**TASK DIRECTIONS**: Extract each line from the entries below that has the string "Региональные" in it.

Data entries:
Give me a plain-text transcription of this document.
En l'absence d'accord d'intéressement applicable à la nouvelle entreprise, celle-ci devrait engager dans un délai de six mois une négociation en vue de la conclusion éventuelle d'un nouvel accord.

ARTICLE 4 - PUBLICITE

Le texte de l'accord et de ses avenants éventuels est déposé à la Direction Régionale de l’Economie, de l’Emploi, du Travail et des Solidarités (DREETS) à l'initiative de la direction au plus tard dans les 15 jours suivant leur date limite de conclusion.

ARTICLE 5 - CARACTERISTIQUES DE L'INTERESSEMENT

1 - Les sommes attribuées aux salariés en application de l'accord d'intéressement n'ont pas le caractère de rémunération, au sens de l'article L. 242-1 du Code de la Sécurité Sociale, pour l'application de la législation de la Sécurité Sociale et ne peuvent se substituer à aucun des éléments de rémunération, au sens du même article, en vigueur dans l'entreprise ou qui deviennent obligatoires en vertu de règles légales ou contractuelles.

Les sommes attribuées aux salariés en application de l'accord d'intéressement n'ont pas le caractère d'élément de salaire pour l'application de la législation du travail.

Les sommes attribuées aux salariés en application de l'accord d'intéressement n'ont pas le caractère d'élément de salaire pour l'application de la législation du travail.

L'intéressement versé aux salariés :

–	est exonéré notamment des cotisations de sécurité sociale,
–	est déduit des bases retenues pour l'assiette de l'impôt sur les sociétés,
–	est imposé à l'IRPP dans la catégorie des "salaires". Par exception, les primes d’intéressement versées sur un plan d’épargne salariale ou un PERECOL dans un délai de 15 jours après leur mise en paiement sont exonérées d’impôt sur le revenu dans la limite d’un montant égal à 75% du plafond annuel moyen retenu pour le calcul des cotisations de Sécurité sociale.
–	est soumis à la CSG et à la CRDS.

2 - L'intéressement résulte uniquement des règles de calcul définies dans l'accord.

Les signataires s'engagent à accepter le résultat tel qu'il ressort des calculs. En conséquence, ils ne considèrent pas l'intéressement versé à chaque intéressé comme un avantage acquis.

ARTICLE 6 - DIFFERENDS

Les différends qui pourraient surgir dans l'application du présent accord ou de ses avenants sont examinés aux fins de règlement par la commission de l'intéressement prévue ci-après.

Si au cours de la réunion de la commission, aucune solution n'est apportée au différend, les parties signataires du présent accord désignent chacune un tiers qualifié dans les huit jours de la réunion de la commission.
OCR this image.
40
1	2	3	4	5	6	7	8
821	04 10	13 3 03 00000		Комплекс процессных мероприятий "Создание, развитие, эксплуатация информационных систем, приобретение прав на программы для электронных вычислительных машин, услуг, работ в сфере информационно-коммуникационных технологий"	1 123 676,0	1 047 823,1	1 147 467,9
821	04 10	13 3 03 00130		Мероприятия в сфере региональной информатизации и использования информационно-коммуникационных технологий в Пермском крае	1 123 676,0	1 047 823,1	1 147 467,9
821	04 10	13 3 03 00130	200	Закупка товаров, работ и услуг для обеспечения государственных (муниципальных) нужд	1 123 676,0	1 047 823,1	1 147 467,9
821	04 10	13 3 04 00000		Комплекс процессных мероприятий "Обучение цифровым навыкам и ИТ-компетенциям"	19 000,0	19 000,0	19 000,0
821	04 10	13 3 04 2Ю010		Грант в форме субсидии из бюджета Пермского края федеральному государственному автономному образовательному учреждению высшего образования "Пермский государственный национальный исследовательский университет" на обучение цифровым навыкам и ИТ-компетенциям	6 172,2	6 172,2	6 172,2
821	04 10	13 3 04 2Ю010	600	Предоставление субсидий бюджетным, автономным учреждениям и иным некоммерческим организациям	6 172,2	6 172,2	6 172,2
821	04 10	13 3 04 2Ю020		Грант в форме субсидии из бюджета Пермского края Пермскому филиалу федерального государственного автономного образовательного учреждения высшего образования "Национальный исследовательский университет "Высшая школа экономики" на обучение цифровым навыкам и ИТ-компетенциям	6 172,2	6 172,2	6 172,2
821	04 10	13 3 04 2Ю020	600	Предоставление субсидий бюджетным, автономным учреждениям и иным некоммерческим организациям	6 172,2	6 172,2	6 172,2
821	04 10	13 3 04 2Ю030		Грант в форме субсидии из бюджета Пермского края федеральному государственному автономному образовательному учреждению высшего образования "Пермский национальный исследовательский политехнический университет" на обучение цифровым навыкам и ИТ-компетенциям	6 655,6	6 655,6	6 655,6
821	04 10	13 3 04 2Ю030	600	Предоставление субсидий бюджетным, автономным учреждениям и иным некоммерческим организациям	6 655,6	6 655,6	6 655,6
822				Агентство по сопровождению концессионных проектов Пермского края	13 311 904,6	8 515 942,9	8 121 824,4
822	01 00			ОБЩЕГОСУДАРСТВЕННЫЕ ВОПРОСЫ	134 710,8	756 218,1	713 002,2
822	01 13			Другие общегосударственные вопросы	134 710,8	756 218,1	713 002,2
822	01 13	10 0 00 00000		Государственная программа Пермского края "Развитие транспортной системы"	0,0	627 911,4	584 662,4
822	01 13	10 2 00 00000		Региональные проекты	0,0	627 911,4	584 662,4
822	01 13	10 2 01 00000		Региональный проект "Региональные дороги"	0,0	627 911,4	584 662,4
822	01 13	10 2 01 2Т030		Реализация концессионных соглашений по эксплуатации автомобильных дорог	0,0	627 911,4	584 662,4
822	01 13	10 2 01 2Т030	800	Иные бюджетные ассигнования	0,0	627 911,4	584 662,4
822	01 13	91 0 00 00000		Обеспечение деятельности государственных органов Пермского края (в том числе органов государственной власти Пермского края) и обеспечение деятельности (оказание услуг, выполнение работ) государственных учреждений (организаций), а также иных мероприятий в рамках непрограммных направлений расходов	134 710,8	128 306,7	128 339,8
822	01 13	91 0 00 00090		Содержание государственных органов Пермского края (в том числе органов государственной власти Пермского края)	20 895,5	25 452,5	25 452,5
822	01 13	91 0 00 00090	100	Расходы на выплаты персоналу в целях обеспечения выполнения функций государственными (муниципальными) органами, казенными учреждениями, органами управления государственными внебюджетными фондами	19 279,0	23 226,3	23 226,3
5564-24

**RESULT OF THE EXERCISE**:
822	01 13	10 2 00 00000		Региональные проекты	0,0	627 911,4	584 662,4
822	01 13	10 2 01 00000		Региональный проект "Региональные дороги"	0,0	627 911,4	584 662,4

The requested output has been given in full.